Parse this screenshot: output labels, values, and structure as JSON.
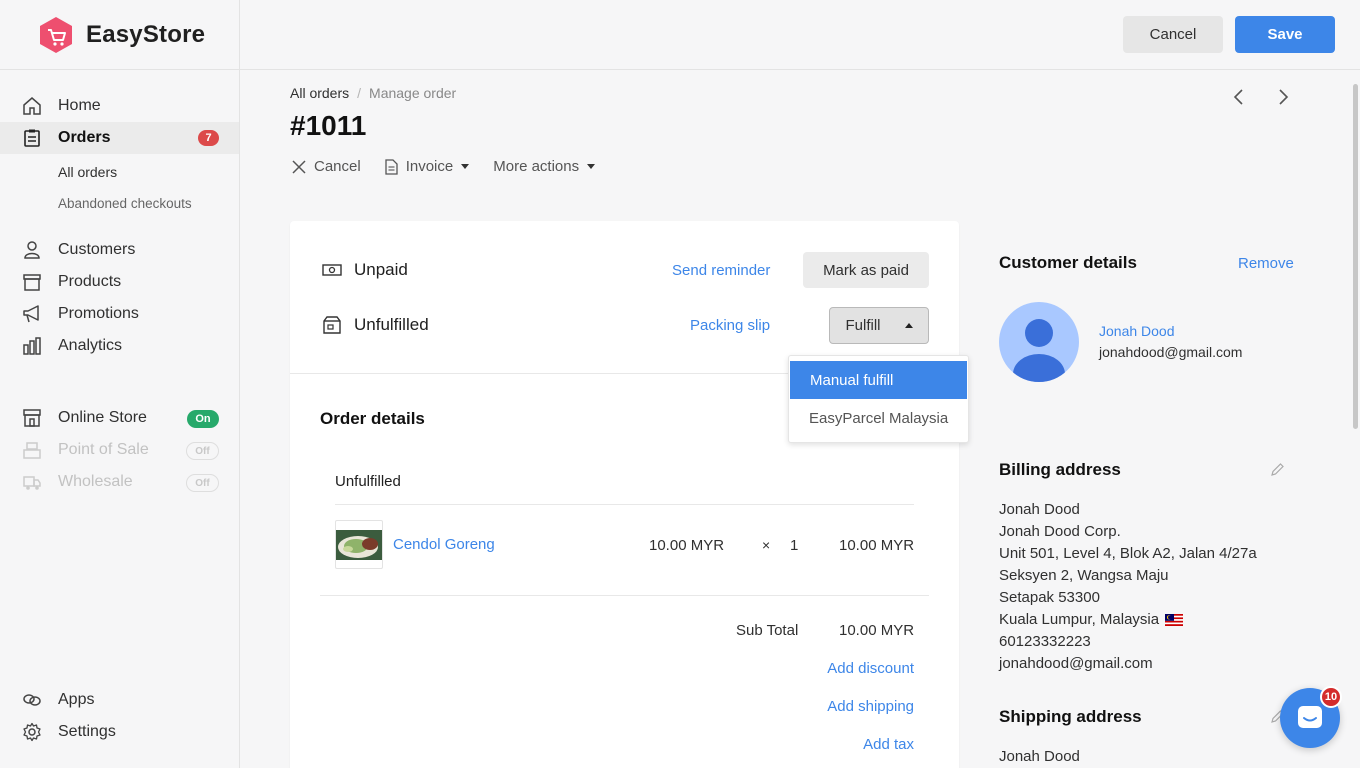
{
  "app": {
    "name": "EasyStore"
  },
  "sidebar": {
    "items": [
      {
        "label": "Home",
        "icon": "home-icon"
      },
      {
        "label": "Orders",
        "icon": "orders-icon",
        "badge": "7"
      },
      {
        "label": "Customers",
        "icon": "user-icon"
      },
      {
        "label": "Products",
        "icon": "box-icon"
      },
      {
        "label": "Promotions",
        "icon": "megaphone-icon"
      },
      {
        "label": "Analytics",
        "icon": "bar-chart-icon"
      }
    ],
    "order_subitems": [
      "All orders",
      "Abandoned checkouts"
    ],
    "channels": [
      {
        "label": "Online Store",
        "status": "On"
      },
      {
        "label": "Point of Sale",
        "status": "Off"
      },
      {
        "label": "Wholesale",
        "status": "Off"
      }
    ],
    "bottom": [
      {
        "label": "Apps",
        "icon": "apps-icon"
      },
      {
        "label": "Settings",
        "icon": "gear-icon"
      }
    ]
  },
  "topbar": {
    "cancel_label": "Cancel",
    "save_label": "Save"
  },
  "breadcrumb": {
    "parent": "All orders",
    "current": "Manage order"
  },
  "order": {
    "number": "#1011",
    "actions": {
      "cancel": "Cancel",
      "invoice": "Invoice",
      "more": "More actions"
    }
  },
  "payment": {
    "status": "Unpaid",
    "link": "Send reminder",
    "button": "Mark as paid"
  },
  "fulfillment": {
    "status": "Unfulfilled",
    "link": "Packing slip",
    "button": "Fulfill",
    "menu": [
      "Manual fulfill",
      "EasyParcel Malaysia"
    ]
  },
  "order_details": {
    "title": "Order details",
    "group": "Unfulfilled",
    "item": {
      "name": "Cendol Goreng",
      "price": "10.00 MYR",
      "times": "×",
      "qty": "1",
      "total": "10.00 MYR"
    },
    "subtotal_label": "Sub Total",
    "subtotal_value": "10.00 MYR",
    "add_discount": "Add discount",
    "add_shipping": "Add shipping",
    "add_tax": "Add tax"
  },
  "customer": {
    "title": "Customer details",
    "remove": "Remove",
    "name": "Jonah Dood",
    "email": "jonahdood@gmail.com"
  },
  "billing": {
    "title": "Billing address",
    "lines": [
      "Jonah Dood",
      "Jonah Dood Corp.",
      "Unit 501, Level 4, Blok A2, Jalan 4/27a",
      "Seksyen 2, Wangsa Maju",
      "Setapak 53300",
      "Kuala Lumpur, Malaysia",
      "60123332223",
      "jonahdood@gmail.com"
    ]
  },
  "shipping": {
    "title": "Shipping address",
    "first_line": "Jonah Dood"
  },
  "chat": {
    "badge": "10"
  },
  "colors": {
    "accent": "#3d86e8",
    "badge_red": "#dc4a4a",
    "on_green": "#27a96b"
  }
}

..............................

- EXERCISE INSTRUCTIONS:
Go through the records and pull out each line that includes the word "name".

- THE RESPONSE:
    "name": "EasyStore"
      "name": "Cendol Goreng",
    "name": "Jonah Dood",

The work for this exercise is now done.